:: Document passage ::

In addition, the Fund may require that certain counterparties post cash and/or securities in collateral accounts to cover their net payment obligations for those derivative contracts subject to ISDA master agreements. If the counterparty fails to perform under these contracts and agreements, the cash and/or securities will be made available to the Fund.

At period end, the Fund has required certain counterparties to post collateral of $280,000.

ISDA master agreements include credit related contingent features which allow counterparties to OTC derivatives to terminate derivative contracts prior to maturity in the event that, for example, the Fund’s net assets decline by a stated percentage or the Fund fails to meet the terms of its ISDA master agreements, which would cause the Fund to accelerate payment of any net liability owed to the counterparty.

For financial reporting purposes, the Fund does not offset derivative assets and derivative liabilities that are subject to netting arrangements in the Statement of Assets and Liabilities. Bankruptcy or insolvency laws of a particular jurisdiction may impose restrictions on or prohibitions against the right of offset in bankruptcy, insolvency or other events.

:::
:: Data excerpts ::

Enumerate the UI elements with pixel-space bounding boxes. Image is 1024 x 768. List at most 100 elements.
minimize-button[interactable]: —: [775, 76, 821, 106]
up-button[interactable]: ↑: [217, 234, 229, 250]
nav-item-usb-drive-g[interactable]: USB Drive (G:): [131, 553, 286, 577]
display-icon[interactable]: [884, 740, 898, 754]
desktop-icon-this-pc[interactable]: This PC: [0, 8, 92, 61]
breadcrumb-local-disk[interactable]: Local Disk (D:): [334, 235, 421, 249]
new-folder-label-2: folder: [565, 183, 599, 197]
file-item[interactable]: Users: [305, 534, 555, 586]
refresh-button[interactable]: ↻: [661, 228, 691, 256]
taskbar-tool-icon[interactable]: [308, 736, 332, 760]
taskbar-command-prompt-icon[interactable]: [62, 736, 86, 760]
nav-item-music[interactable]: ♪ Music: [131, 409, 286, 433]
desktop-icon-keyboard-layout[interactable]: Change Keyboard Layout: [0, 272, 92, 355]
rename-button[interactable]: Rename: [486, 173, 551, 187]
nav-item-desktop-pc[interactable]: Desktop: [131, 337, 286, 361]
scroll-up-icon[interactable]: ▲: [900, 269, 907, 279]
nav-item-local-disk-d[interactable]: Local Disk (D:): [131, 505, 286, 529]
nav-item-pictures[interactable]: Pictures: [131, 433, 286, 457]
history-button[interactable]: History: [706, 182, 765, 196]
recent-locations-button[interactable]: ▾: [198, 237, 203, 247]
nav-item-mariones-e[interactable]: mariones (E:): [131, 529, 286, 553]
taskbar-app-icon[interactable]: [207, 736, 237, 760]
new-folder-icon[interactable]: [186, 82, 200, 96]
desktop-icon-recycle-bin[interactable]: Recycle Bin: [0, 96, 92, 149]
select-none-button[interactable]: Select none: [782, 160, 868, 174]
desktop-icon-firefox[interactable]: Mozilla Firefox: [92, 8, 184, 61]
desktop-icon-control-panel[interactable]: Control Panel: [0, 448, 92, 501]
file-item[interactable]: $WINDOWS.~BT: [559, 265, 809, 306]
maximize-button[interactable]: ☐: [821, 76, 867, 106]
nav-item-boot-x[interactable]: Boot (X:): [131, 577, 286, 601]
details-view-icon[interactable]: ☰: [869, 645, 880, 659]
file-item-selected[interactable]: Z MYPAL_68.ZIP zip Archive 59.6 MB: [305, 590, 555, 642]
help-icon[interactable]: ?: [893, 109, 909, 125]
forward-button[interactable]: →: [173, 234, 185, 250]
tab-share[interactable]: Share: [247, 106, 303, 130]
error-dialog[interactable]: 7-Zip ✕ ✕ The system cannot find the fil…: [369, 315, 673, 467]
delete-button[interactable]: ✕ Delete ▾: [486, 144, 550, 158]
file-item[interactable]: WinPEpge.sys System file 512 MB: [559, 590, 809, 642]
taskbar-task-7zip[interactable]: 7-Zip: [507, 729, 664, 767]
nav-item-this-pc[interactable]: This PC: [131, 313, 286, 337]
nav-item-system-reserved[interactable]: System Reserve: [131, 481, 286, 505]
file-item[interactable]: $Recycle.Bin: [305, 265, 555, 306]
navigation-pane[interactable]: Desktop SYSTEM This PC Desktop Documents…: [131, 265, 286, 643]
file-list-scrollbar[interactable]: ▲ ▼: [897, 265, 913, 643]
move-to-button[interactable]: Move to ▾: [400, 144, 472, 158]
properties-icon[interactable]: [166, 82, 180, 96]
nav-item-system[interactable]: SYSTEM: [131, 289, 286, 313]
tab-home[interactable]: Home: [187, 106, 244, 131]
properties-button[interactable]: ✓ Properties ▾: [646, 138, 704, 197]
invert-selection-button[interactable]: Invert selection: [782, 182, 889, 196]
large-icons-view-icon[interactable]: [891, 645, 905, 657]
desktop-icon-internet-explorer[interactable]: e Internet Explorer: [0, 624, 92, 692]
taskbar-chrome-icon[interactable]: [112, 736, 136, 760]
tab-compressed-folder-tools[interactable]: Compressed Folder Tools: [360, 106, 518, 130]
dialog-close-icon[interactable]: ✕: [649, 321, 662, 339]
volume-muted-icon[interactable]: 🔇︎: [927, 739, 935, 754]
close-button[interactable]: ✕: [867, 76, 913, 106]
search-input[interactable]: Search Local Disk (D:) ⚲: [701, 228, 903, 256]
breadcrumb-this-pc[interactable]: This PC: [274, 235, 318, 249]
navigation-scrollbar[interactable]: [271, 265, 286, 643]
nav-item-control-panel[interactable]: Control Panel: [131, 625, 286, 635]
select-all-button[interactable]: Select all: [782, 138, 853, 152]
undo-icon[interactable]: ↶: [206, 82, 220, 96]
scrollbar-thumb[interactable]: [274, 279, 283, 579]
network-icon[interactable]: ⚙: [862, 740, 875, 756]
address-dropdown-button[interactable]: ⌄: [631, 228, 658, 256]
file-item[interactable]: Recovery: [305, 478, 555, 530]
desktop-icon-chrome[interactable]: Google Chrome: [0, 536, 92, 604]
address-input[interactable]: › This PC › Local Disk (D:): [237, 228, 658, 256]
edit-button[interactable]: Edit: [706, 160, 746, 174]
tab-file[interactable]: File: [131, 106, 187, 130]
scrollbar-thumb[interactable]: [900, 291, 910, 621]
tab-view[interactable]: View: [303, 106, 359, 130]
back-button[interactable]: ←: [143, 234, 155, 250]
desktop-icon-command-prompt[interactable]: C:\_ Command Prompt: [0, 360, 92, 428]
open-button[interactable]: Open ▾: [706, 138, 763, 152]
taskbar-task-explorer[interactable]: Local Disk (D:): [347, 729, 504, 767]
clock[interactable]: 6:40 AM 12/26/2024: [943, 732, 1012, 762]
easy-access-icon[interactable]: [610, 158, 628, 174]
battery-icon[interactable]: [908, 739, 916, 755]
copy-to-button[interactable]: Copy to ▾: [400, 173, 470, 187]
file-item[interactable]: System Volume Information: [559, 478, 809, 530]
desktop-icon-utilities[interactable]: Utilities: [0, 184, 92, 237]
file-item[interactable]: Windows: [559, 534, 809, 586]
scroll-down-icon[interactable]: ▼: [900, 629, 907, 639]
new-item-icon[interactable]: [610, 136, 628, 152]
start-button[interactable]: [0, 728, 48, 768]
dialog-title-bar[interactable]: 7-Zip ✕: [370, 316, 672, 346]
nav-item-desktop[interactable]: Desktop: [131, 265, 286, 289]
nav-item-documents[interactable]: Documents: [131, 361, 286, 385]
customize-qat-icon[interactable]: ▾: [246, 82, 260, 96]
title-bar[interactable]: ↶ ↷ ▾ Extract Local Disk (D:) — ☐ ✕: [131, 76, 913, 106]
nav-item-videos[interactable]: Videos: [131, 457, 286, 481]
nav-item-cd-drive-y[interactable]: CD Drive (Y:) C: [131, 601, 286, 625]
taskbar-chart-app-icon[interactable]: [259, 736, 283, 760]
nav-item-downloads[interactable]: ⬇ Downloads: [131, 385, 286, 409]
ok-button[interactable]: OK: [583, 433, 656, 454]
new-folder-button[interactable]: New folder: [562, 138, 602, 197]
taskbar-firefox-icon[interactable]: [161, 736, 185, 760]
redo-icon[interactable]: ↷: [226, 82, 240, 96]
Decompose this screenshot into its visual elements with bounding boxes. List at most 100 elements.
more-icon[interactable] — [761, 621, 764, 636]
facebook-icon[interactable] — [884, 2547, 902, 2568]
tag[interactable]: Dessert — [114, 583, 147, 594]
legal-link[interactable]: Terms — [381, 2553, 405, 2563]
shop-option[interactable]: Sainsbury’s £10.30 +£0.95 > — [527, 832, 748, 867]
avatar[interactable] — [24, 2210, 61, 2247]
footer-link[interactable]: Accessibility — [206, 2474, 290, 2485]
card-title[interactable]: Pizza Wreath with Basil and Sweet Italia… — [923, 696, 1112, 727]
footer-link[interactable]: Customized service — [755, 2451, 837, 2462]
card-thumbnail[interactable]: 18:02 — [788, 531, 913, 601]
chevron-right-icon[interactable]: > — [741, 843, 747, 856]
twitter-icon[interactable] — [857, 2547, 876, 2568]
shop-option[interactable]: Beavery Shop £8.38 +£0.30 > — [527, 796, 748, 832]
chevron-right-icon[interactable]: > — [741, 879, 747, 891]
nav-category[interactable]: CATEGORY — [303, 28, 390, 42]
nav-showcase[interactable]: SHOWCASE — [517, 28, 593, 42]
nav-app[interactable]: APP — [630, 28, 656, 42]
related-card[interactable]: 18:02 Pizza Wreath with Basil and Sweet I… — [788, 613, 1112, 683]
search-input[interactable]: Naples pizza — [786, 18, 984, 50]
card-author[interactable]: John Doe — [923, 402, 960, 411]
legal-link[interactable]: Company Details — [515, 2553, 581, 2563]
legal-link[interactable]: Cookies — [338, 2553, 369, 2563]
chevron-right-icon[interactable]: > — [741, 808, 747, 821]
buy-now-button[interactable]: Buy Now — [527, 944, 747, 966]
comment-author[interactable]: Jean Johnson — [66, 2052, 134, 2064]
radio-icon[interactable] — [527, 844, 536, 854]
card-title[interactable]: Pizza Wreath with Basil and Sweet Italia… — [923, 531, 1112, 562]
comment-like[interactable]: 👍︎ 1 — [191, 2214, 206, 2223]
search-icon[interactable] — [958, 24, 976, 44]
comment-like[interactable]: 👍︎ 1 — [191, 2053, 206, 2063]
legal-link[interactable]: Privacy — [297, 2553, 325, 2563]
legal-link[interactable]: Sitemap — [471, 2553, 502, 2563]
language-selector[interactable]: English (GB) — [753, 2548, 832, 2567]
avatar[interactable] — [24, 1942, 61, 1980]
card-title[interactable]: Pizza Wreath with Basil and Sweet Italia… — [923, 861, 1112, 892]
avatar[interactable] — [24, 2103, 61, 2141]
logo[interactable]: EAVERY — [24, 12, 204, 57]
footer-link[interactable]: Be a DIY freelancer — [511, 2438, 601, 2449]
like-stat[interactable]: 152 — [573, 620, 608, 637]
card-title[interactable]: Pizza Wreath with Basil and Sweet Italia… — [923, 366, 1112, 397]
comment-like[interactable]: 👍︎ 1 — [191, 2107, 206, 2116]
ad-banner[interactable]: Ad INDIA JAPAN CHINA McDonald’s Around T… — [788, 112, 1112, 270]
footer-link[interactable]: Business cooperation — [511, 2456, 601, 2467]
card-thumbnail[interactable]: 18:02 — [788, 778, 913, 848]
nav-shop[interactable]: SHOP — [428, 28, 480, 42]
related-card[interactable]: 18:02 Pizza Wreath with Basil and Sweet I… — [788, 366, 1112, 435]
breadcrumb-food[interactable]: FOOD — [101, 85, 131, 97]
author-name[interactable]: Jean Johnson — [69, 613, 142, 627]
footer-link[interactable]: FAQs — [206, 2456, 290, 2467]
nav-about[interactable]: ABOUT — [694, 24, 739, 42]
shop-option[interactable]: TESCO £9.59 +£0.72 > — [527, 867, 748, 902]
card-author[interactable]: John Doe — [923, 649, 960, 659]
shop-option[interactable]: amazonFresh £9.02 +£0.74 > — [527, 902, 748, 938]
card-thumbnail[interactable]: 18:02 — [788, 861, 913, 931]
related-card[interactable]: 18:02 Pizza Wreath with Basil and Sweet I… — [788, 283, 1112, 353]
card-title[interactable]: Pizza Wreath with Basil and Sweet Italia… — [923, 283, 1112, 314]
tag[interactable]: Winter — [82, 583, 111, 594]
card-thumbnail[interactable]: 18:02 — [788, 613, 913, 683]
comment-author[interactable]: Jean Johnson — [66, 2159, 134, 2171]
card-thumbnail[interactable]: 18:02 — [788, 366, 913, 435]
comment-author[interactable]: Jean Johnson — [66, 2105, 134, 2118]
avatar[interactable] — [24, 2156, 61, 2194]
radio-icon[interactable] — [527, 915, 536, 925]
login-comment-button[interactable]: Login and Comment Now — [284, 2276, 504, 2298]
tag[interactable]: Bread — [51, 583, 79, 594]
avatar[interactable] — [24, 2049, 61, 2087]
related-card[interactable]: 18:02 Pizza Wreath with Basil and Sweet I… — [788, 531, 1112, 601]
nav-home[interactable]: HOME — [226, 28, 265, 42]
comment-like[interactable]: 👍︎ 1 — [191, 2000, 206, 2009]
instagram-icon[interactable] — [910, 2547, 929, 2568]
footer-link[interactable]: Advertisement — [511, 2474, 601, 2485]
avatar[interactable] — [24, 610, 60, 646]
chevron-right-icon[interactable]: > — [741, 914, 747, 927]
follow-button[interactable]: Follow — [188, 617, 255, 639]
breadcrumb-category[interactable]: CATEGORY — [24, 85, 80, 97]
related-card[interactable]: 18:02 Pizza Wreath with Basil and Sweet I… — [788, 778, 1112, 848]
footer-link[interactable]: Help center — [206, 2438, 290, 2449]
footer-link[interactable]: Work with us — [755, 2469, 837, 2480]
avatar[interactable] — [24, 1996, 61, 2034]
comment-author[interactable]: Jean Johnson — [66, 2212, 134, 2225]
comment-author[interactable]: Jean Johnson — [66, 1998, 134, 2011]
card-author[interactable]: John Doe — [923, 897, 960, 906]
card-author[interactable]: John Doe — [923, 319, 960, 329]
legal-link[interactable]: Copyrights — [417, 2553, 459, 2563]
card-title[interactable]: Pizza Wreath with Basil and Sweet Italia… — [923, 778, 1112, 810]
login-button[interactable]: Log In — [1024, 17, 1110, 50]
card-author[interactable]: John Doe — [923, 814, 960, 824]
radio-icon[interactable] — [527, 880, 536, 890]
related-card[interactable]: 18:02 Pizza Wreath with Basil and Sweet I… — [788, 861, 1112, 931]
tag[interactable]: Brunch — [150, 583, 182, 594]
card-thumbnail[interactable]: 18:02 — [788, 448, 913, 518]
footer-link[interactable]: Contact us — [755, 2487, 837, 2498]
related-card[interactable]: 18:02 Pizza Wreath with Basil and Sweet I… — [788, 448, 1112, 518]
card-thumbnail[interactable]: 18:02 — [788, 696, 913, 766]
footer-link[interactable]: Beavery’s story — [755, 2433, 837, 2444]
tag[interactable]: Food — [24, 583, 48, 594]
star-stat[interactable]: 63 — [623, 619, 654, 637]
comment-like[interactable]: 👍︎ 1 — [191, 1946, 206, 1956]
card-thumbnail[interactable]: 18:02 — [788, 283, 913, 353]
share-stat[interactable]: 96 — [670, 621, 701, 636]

:::

(Task instructions)
[a] In the fund derivatives passage, how much collateral had the Fund required certain counterparties to post at period end?
[b] Retype the fund derivatives passage starting with "In addition, the" and going on through "to the Fund.".
Work only from the fund derivatives passage and not from the material.

(Answers per task)
[a] $280,000

[b]
In addition, the Fund may require that certain counterparties post cash and/or securities in collateral accounts to cover their net payment obligations for those derivative contracts subject to ISDA master agreements. If the counterparty fails to perform under these contracts and agreements, the cash and/or securities will be made available to the Fund.